**Excerpt:**
────────────────
While I was always a dreamer in love with the fantasy world of books, it wasn’t always true that I was in love with classic literature. As a teenager, I read the classics only when they were assigned at school. My leisure reading was contemporary to my time. But when I entered college, I discovered an entirely new world. As an English major, I was exposed to what is known as the “literary canon” from the birth of English literature to modern times. I read the likes of Dante, Dickens, Bronte (all three of them), and Fitzgerald, among many others, for the first time in my life, and I learned about all the important literary movements, like Romanticism and Modernism. I lived in these books, in the world of the characters, far removed from what I had ever experienced as “real life”. They took me into another time as well as another place, where I could rest my imagination. Most English students hate literary analysis and a colleague of mine once complained that learning how to analyze a literary text made her stop enjoying the books she read. But for me, literary analysis taught me to pick apart language, characters, and themes, so that I saw how relevant the passions and pains of, say, an Anna Karenina or a Daisy Miller were to me, even though my life was so different from theirs.
After college and after grad school (again, in English, so I got to read even more classic texts), I continued to read these books. My Kindle app is probably about 90% classic fiction. Some of the authors are well-known but others are more obscure, such as Gertrude Atherton, Anais Nin, and Jane Bowles.
Last year, when I started to work on my Waxwood Series, I made an attempt to read historical fiction written by contemporary authors. I did this mainly because I wanted to see what other authors were doing and the old adage given to authors of “read in your genre” was making me feel guilty for not having sought more of these authors before. The majority of books that I started to read I would put down at some point. It had absolutely nothing to do with the authors or the quality of the books. It had to do with my personal comfort zone. Reading is so necessary to my psyche that trying to read these books, which made me feel like a fish out of water, I felt as if I were slogging through a field thick with tall wheat without a sickle. There were a few I enjoyed with, such as Anna Hope’s The Ballroom and Gregory Harris’ The Endicott Evil but the majority of these books just didn’t speak to me. I wish I could tell you why.
────────────────
**Materials provided:**

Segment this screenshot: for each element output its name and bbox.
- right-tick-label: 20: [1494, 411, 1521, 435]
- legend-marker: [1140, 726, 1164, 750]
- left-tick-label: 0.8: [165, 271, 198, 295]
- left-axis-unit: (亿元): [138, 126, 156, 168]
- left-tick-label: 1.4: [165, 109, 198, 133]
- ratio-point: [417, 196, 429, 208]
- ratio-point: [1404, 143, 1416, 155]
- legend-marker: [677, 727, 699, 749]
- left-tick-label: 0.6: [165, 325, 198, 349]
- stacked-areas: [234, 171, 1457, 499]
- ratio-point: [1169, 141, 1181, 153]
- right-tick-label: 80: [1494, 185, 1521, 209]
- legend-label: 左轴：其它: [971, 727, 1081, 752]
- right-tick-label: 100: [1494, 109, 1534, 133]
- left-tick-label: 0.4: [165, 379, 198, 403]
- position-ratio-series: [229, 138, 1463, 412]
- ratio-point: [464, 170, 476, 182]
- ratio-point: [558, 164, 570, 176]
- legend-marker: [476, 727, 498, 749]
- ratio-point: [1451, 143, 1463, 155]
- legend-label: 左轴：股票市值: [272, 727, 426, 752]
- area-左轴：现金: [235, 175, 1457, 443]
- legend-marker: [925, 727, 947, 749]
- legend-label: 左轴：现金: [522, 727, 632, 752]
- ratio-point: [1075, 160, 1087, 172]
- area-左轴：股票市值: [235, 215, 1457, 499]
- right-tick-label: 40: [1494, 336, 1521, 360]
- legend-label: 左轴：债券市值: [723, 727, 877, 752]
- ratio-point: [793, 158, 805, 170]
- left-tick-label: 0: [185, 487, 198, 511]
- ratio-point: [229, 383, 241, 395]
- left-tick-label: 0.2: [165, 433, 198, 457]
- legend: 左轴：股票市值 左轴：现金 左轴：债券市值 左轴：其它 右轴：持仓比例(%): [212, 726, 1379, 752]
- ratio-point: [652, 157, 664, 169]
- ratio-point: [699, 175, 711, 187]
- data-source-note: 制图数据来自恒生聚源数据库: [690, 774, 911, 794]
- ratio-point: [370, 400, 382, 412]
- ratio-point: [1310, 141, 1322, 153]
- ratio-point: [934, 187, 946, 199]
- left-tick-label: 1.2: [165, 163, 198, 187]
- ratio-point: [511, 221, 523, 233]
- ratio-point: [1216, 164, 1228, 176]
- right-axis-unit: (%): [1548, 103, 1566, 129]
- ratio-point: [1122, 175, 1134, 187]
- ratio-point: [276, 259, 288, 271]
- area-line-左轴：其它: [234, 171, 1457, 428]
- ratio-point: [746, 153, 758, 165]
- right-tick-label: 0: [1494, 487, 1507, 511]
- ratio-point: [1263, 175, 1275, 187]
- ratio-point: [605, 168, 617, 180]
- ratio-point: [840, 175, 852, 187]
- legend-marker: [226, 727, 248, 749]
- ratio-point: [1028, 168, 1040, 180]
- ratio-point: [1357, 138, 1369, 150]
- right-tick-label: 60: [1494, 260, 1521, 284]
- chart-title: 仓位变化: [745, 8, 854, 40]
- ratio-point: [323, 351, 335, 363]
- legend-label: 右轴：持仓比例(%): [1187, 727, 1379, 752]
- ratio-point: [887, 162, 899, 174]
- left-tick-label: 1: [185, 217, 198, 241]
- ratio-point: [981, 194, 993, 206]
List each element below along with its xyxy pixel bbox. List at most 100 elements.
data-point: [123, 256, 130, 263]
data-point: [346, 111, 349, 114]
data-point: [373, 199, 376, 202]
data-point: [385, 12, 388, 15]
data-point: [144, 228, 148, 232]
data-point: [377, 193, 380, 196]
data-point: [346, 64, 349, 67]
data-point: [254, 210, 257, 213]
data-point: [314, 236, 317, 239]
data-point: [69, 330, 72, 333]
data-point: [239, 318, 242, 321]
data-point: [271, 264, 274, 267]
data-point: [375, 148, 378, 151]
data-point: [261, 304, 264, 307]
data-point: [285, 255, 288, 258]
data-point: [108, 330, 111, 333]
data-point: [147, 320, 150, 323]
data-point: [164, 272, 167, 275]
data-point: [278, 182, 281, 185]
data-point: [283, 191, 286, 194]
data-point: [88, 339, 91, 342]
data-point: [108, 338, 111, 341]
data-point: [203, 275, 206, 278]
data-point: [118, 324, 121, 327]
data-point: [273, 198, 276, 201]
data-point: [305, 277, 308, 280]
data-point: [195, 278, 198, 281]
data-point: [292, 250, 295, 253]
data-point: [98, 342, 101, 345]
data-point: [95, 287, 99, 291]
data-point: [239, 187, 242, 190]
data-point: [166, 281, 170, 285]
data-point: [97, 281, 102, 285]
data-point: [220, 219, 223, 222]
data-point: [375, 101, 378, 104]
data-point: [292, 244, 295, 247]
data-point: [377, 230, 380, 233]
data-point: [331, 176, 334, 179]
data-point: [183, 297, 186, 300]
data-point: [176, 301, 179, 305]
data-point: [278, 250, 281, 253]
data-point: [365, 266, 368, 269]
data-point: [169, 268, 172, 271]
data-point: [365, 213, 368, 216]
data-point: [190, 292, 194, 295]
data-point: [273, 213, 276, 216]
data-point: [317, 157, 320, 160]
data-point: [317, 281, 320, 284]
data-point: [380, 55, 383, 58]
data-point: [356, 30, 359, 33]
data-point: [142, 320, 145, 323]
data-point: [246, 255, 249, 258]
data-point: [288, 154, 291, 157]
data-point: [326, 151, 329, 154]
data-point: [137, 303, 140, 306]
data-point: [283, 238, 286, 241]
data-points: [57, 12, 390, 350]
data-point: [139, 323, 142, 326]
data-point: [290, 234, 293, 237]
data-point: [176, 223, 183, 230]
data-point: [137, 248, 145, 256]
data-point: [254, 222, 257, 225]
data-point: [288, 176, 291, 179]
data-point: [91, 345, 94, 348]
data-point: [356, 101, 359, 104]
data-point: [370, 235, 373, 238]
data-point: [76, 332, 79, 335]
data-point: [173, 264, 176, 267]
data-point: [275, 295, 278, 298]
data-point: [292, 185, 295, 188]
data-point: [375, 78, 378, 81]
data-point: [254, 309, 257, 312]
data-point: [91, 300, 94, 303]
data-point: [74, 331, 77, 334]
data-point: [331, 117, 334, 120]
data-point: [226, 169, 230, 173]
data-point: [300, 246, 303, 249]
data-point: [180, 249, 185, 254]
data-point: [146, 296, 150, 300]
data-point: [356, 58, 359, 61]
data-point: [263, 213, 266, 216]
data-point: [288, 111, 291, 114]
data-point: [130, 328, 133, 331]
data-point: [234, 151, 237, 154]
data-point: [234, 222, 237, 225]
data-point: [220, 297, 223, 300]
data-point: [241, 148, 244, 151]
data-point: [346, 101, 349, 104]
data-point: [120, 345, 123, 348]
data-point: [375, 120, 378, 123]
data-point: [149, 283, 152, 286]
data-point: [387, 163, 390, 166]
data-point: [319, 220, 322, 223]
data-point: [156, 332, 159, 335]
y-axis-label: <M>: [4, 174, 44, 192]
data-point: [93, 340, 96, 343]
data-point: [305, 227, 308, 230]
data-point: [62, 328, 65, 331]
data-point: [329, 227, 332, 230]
────────────────
**Request 1:**
Translate into Spanish this sentence from the essay on reading classic literature: "My Kindle app is probably about 90% classic fiction."
**Request 2:**
Swap "ratio-point" for "ratio-marker" throughout the records, from their first line through the line containing "- ratio-point: [1263, 175, 1275, 187]", both ends included, and return only those lines with all else unchanged.

**Exercise solution 1:**
Mi aplicación Kindle es probablemente un 90 % ficción clásica.

**Exercise solution 2:**
Segment this screenshot: for each element output its name and bbox.
- right-tick-label: 20: [1494, 411, 1521, 435]
- legend-marker: [1140, 726, 1164, 750]
- left-tick-label: 0.8: [165, 271, 198, 295]
- left-axis-unit: (亿元): [138, 126, 156, 168]
- left-tick-label: 1.4: [165, 109, 198, 133]
- ratio-marker: [417, 196, 429, 208]
- ratio-marker: [1404, 143, 1416, 155]
- legend-marker: [677, 727, 699, 749]
- left-tick-label: 0.6: [165, 325, 198, 349]
- stacked-areas: [234, 171, 1457, 499]
- ratio-marker: [1169, 141, 1181, 153]
- right-tick-label: 80: [1494, 185, 1521, 209]
- legend-label: 左轴：其它: [971, 727, 1081, 752]
- right-tick-label: 100: [1494, 109, 1534, 133]
- left-tick-label: 0.4: [165, 379, 198, 403]
- position-ratio-series: [229, 138, 1463, 412]
- ratio-marker: [464, 170, 476, 182]
- ratio-marker: [558, 164, 570, 176]
- legend-marker: [476, 727, 498, 749]
- ratio-marker: [1451, 143, 1463, 155]
- legend-label: 左轴：股票市值: [272, 727, 426, 752]
- area-左轴：现金: [235, 175, 1457, 443]
- legend-marker: [925, 727, 947, 749]
- legend-label: 左轴：现金: [522, 727, 632, 752]
- ratio-marker: [1075, 160, 1087, 172]
- area-左轴：股票市值: [235, 215, 1457, 499]
- right-tick-label: 40: [1494, 336, 1521, 360]
- legend-label: 左轴：债券市值: [723, 727, 877, 752]
- ratio-marker: [793, 158, 805, 170]
- left-tick-label: 0: [185, 487, 198, 511]
- ratio-marker: [229, 383, 241, 395]
- left-tick-label: 0.2: [165, 433, 198, 457]
- legend: 左轴：股票市值 左轴：现金 左轴：债券市值 左轴：其它 右轴：持仓比例(%): [212, 726, 1379, 752]
- ratio-marker: [652, 157, 664, 169]
- ratio-marker: [699, 175, 711, 187]
- data-source-note: 制图数据来自恒生聚源数据库: [690, 774, 911, 794]
- ratio-marker: [370, 400, 382, 412]
- ratio-marker: [1310, 141, 1322, 153]
- ratio-marker: [934, 187, 946, 199]
- left-tick-label: 1.2: [165, 163, 198, 187]
- ratio-marker: [511, 221, 523, 233]
- ratio-marker: [1216, 164, 1228, 176]
- right-axis-unit: (%): [1548, 103, 1566, 129]
- ratio-marker: [1122, 175, 1134, 187]
- ratio-marker: [276, 259, 288, 271]
- area-line-左轴：其它: [234, 171, 1457, 428]
- ratio-marker: [746, 153, 758, 165]
- right-tick-label: 0: [1494, 487, 1507, 511]
- ratio-marker: [1263, 175, 1275, 187]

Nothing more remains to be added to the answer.